Material supplied »

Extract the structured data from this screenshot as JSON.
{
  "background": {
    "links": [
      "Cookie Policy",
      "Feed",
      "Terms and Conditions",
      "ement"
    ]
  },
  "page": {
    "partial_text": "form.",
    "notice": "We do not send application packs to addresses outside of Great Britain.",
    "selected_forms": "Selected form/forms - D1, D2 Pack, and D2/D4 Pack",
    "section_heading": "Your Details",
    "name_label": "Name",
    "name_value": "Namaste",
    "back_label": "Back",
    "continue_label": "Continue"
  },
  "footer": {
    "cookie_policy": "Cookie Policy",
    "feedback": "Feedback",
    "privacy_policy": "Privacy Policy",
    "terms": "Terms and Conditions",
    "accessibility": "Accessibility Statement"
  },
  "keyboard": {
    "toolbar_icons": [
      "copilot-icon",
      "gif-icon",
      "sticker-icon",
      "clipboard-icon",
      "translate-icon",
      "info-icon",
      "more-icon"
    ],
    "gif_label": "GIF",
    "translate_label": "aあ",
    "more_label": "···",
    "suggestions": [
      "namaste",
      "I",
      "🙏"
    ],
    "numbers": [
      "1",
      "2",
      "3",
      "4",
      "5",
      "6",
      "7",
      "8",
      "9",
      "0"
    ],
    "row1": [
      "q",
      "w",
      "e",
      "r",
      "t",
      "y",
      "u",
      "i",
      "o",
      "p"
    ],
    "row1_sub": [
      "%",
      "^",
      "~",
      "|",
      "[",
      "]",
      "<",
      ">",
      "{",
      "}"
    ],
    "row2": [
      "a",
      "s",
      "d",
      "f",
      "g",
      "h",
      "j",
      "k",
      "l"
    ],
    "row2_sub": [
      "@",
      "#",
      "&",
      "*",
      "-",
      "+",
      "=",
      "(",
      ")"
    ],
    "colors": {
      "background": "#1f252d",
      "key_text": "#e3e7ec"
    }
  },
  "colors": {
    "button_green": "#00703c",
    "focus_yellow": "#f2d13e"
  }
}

Work to complete » Say how many lines in the listing above include "Cookie". Give nothing but the number.

Finished task » 2